### Aim
Reproduce every record below exactly as written, leaving out any pictures.

-------

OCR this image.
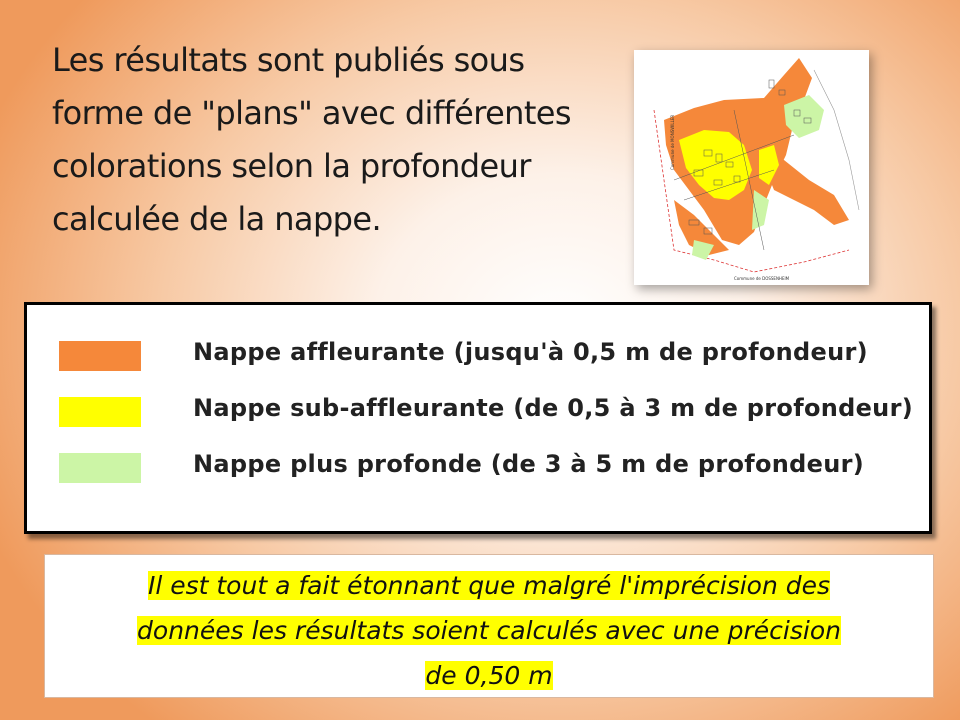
Les résultats sont publiés sous forme de "plans" avec différentes colorations selon la profondeur calculée de la nappe.

Commune de MONSWILLER
Commune de DOSSENHEIM
Nappe affleurante (jusqu'à 0,5 m de profondeur)
Nappe sub-affleurante (de 0,5 à 3 m de profondeur)
Nappe plus profonde (de 3 à 5 m de profondeur)

Il est tout a fait étonnant que malgré l'imprécision des
données les résultats soient calculés avec une précision
de 0,50 m
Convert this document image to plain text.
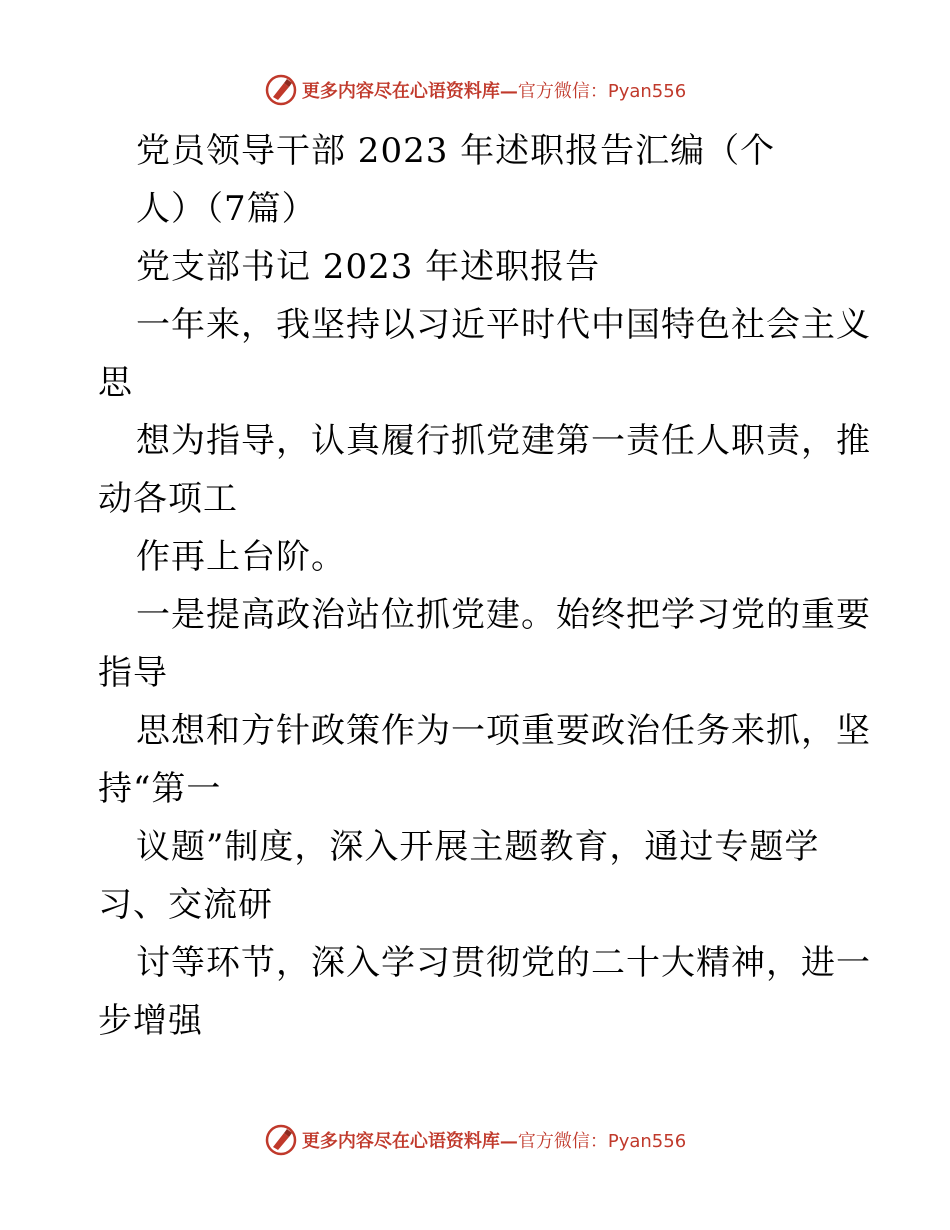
更多内容尽在心语资料库— 官方微信：Pyan556
党员领导干部 2023 年述职报告汇编（个
人）（7篇）
党支部书记 2023 年述职报告
一年来，我坚持以习近平时代中国特色社会主义
思
想为指导，认真履行抓党建第一责任人职责，推
动各项工
作再上台阶。
一是提高政治站位抓党建。始终把学习党的重要
指导
思想和方针政策作为一项重要政治任务来抓，坚
持“第一
议题”制度，深入开展主题教育，通过专题学
习、交流研
讨等环节，深入学习贯彻党的二十大精神，进一
步增强
更多内容尽在心语资料库— 官方微信：Pyan556
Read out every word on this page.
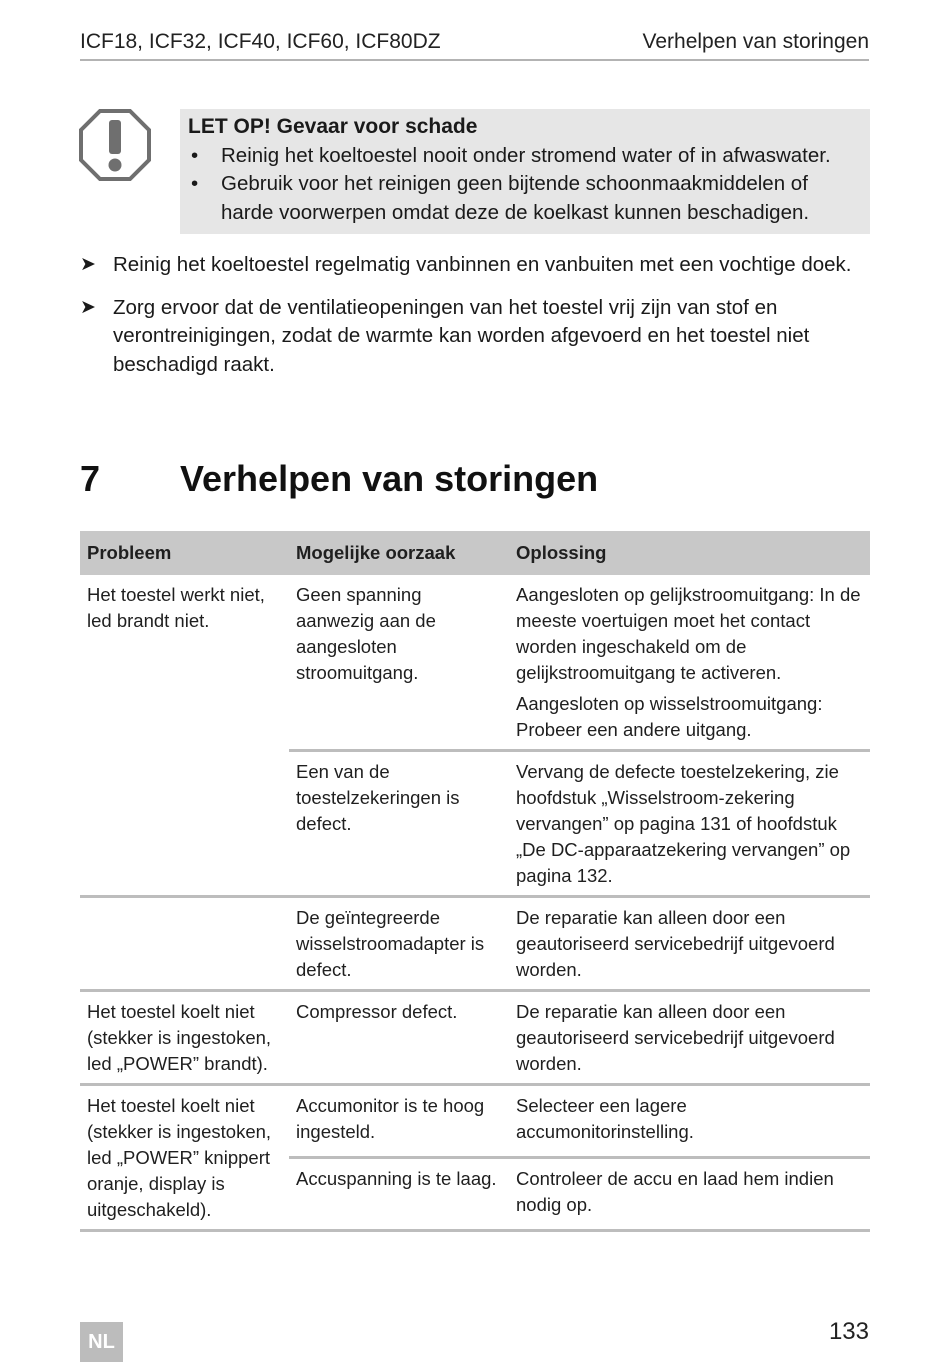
ICF18, ICF32, ICF40, ICF60, ICF80DZ	Verhelpen van storingen
LET OP! Gevaar voor schade
• Reinig het koeltoestel nooit onder stromend water of in afwaswater.
• Gebruik voor het reinigen geen bijtende schoonmaakmiddelen of harde voorwerpen omdat deze de koelkast kunnen beschadigen.
➤ Reinig het koeltoestel regelmatig vanbinnen en vanbuiten met een vochtige doek.
➤ Zorg ervoor dat de ventilatieopeningen van het toestel vrij zijn van stof en verontreinigingen, zodat de warmte kan worden afgevoerd en het toestel niet beschadigd raakt.
7 Verhelpen van storingen
Probleem	Mogelijke oorzaak	Oplossing
Het toestel werkt niet, led brandt niet.	Geen spanning aanwezig aan de aangesloten stroomuitgang.	Aangesloten op gelijkstroomuitgang: In de meeste voertuigen moet het contact worden ingeschakeld om de gelijkstroomuitgang te activeren.

Aangesloten op wisselstroomuitgang: Probeer een andere uitgang.

	Een van de toestelzekeringen is defect.	Vervang de defecte toestelzekering, zie hoofdstuk „Wisselstroom-zekering vervangen” op pagina 131 of hoofdstuk „De DC-apparaatzekering vervangen” op pagina 132.
	De geïntegreerde wisselstroomadapter is defect.	De reparatie kan alleen door een geautoriseerd servicebedrijf uitgevoerd worden.
Het toestel koelt niet (stekker is ingestoken, led „POWER” brandt).	Compressor defect.	De reparatie kan alleen door een geautoriseerd servicebedrijf uitgevoerd worden.
Het toestel koelt niet (stekker is ingestoken, led „POWER” knippert oranje, display is uitgeschakeld).	Accumonitor is te hoog ingesteld.	Selecteer een lagere accumonitorinstelling.
	Accuspanning is te laag.	Controleer de accu en laad hem indien nodig op.
NL	133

-------

### Solution
OCR this image.
Les résultats sont publiés sous forme de "plans" avec différentes colorations selon la profondeur calculée de la nappe.

Commune de MONSWILLER
Commune de DOSSENHEIM
Nappe affleurante (jusqu'à 0,5 m de profondeur)
Nappe sub-affleurante (de 0,5 à 3 m de profondeur)
Nappe plus profonde (de 3 à 5 m de profondeur)

Il est tout a fait étonnant que malgré l'imprécision des
données les résultats soient calculés avec une précision
de 0,50 m
Convert this document image to plain text.
更多内容尽在心语资料库— 官方微信：Pyan556
党员领导干部 2023 年述职报告汇编（个
人）（7篇）
党支部书记 2023 年述职报告
一年来，我坚持以习近平时代中国特色社会主义
思
想为指导，认真履行抓党建第一责任人职责，推
动各项工
作再上台阶。
一是提高政治站位抓党建。始终把学习党的重要
指导
思想和方针政策作为一项重要政治任务来抓，坚
持“第一
议题”制度，深入开展主题教育，通过专题学
习、交流研
讨等环节，深入学习贯彻党的二十大精神，进一
步增强
更多内容尽在心语资料库— 官方微信：Pyan556
Read out every word on this page.
ICF18, ICF32, ICF40, ICF60, ICF80DZ	Verhelpen van storingen
LET OP! Gevaar voor schade
• Reinig het koeltoestel nooit onder stromend water of in afwaswater.
• Gebruik voor het reinigen geen bijtende schoonmaakmiddelen of harde voorwerpen omdat deze de koelkast kunnen beschadigen.
➤ Reinig het koeltoestel regelmatig vanbinnen en vanbuiten met een vochtige doek.
➤ Zorg ervoor dat de ventilatieopeningen van het toestel vrij zijn van stof en verontreinigingen, zodat de warmte kan worden afgevoerd en het toestel niet beschadigd raakt.
7 Verhelpen van storingen
Probleem	Mogelijke oorzaak	Oplossing
Het toestel werkt niet, led brandt niet.	Geen spanning aanwezig aan de aangesloten stroomuitgang.	Aangesloten op gelijkstroomuitgang: In de meeste voertuigen moet het contact worden ingeschakeld om de gelijkstroomuitgang te activeren.

Aangesloten op wisselstroomuitgang: Probeer een andere uitgang.

	Een van de toestelzekeringen is defect.	Vervang de defecte toestelzekering, zie hoofdstuk „Wisselstroom-zekering vervangen” op pagina 131 of hoofdstuk „De DC-apparaatzekering vervangen” op pagina 132.
	De geïntegreerde wisselstroomadapter is defect.	De reparatie kan alleen door een geautoriseerd servicebedrijf uitgevoerd worden.
Het toestel koelt niet (stekker is ingestoken, led „POWER” brandt).	Compressor defect.	De reparatie kan alleen door een geautoriseerd servicebedrijf uitgevoerd worden.
Het toestel koelt niet (stekker is ingestoken, led „POWER” knippert oranje, display is uitgeschakeld).	Accumonitor is te hoog ingesteld.	Selecteer een lagere accumonitorinstelling.
	Accuspanning is te laag.	Controleer de accu en laad hem indien nodig op.
NL	133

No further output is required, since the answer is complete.